### Your task
What follows is a set of entries. Repeat them exactly, but not their pictures.

### Data
....................

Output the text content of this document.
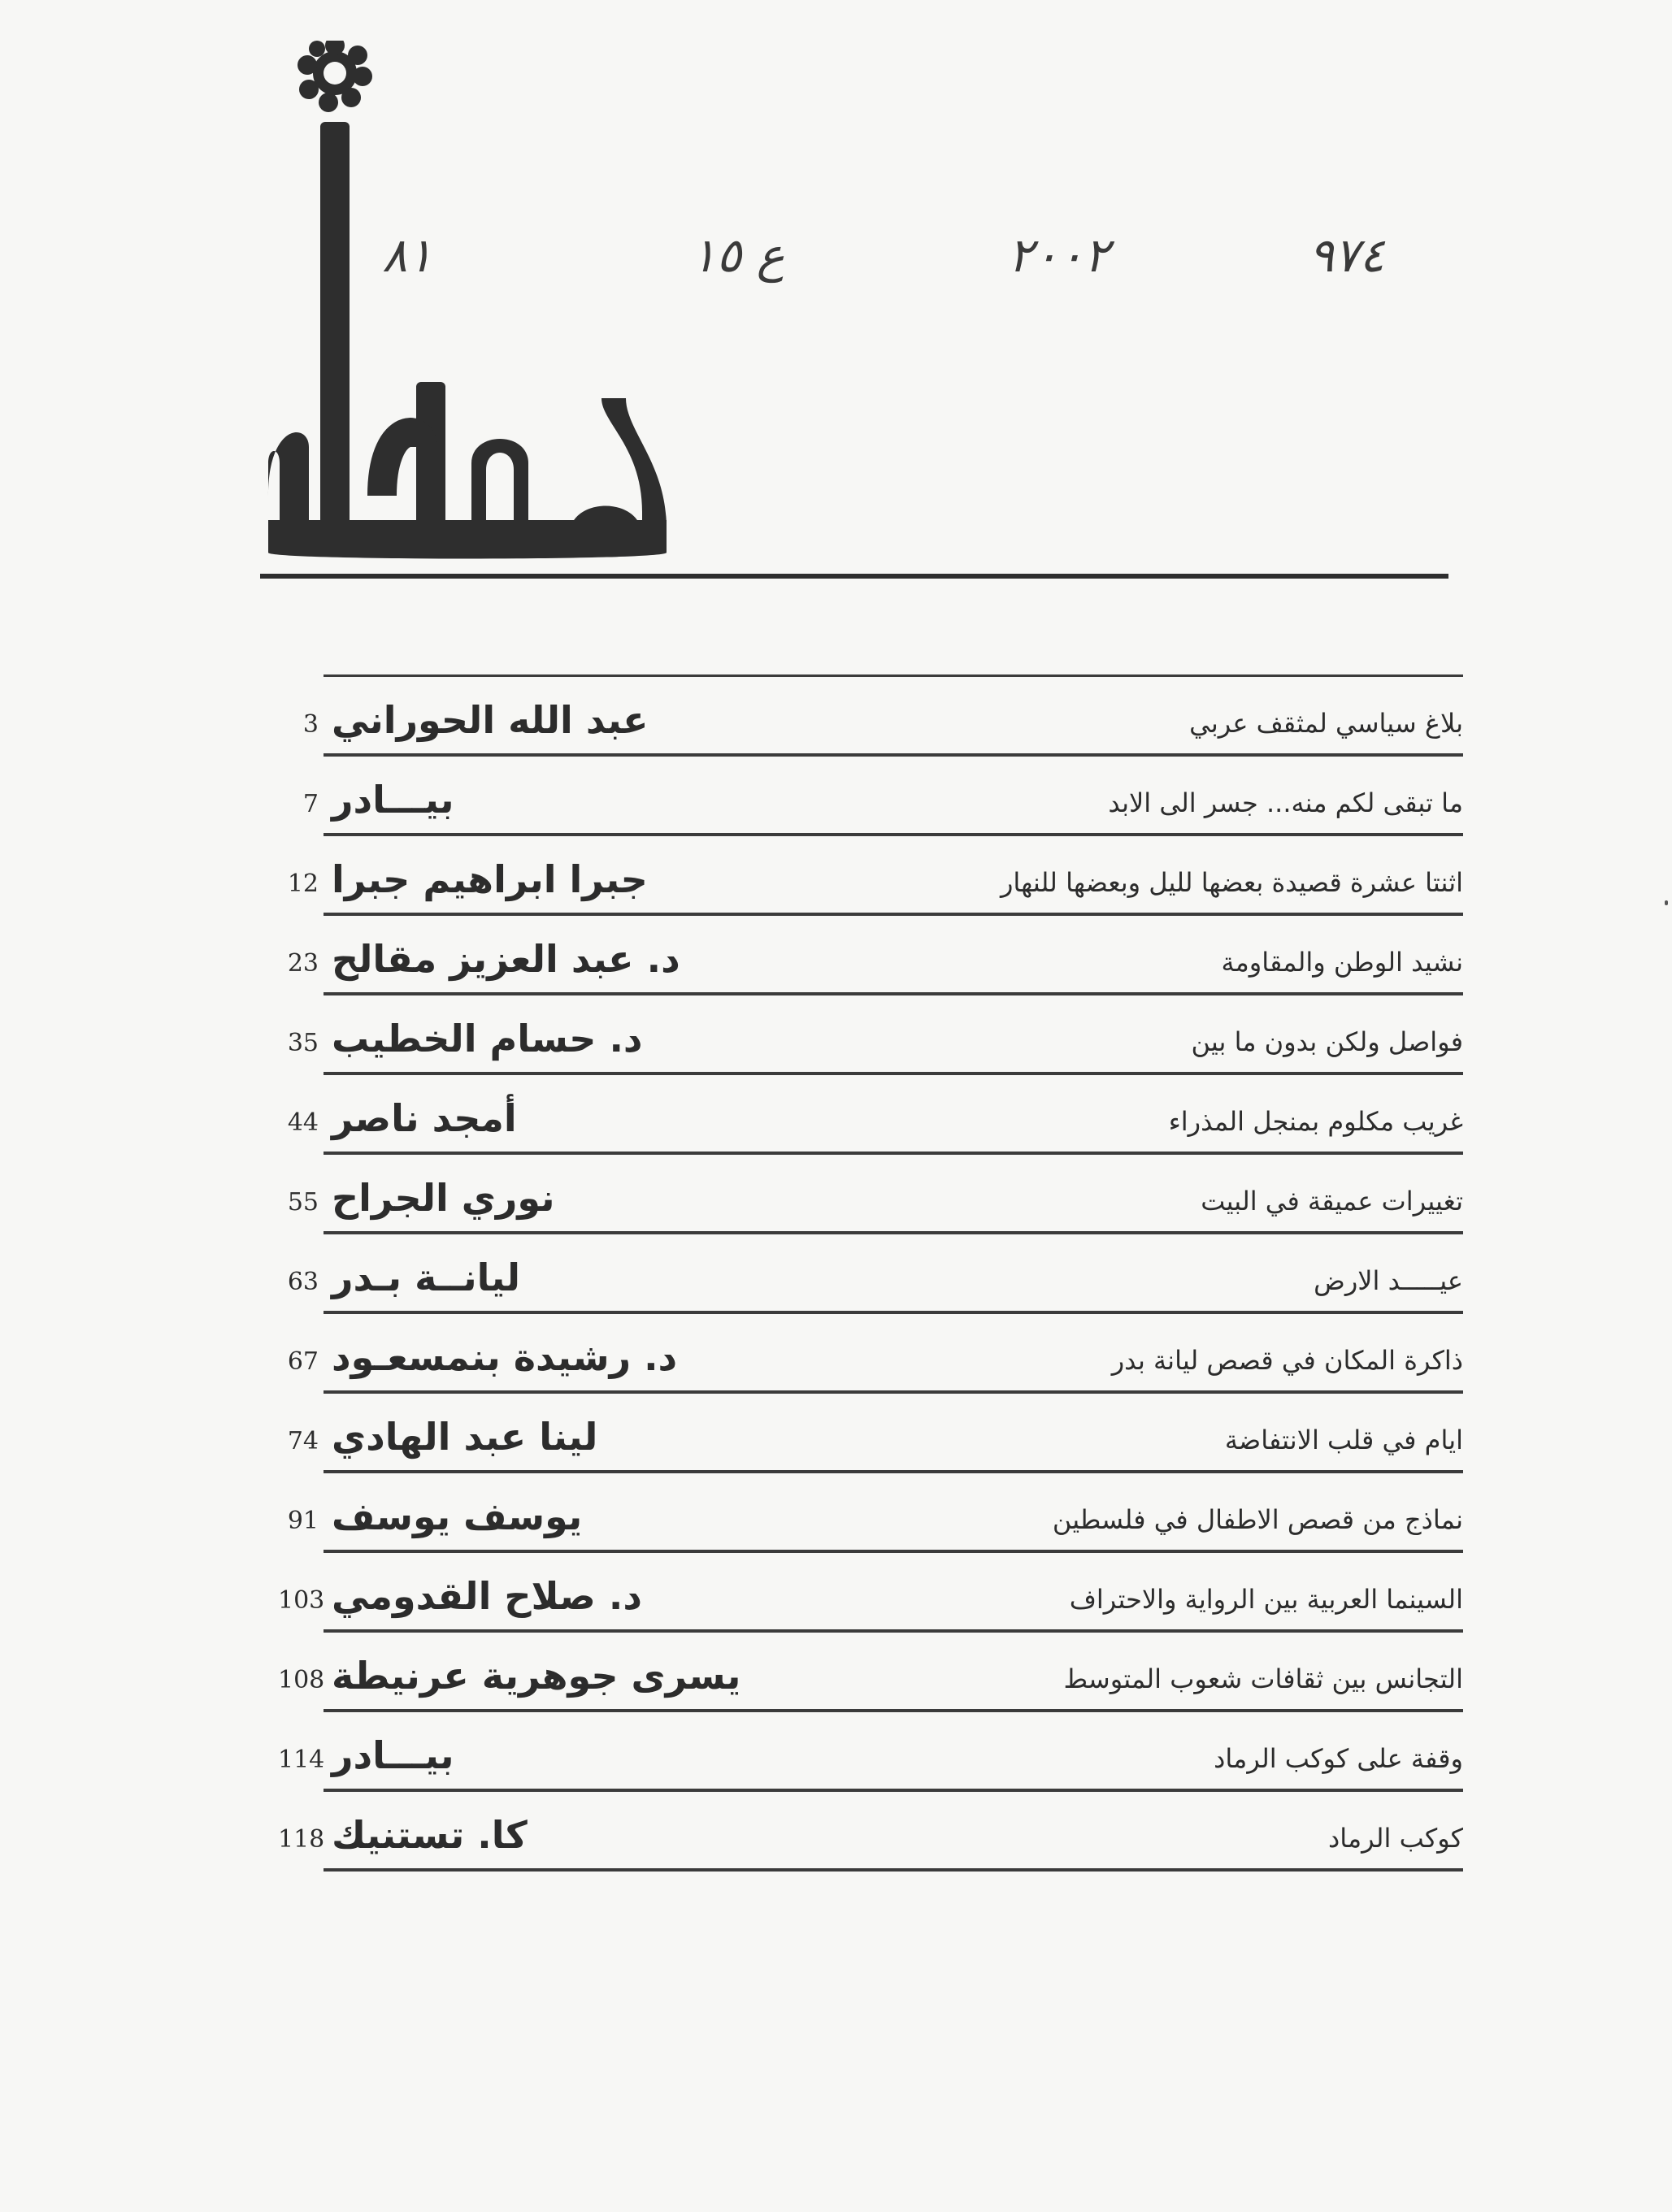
٩٧٤
٢٠٠٢
ع ١٥
٨١
بلاغ سياسي لمثقف عربي
عبد الله الحوراني
3
ما تبقى لكم منه... جسر الى الابد
بيـــادر
7
اثنتا عشرة قصيدة بعضها لليل وبعضها للنهار
جبرا ابراهيم جبرا
12
نشيد الوطن والمقاومة
د. عبد العزيز مقالح
23
فواصل ولكن بدون ما بين
د. حسام الخطيب
35
غريب مكلوم بمنجل المذراء
أمجد ناصر
44
تغييرات عميقة في البيت
نوري الجراح
55
عيـــــد الارض
ليانــة بـدر
63
ذاكرة المكان في قصص ليانة بدر
د. رشيدة بنمسعـود
67
ايام في قلب الانتفاضة
لينا عبد الهادي
74
نماذج من قصص الاطفال في فلسطين
يوسف يوسف
91
السينما العربية بين الرواية والاحتراف
د. صلاح القدومي
103
التجانس بين ثقافات شعوب المتوسط
يسرى جوهرية عرنيطة
108
وقفة على كوكب الرماد
بيـــادر
114
كوكب الرماد
كا. تستنيك
118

....................

### Output for this exercise
Output the text content of this document.
٩٧٤
٢٠٠٢
ع ١٥
٨١
بلاغ سياسي لمثقف عربي
عبد الله الحوراني
3
ما تبقى لكم منه... جسر الى الابد
بيـــادر
7
اثنتا عشرة قصيدة بعضها لليل وبعضها للنهار
جبرا ابراهيم جبرا
12
نشيد الوطن والمقاومة
د. عبد العزيز مقالح
23
فواصل ولكن بدون ما بين
د. حسام الخطيب
35
غريب مكلوم بمنجل المذراء
أمجد ناصر
44
تغييرات عميقة في البيت
نوري الجراح
55
عيـــــد الارض
ليانــة بـدر
63
ذاكرة المكان في قصص ليانة بدر
د. رشيدة بنمسعـود
67
ايام في قلب الانتفاضة
لينا عبد الهادي
74
نماذج من قصص الاطفال في فلسطين
يوسف يوسف
91
السينما العربية بين الرواية والاحتراف
د. صلاح القدومي
103
التجانس بين ثقافات شعوب المتوسط
يسرى جوهرية عرنيطة
108
وقفة على كوكب الرماد
بيـــادر
114
كوكب الرماد
كا. تستنيك
118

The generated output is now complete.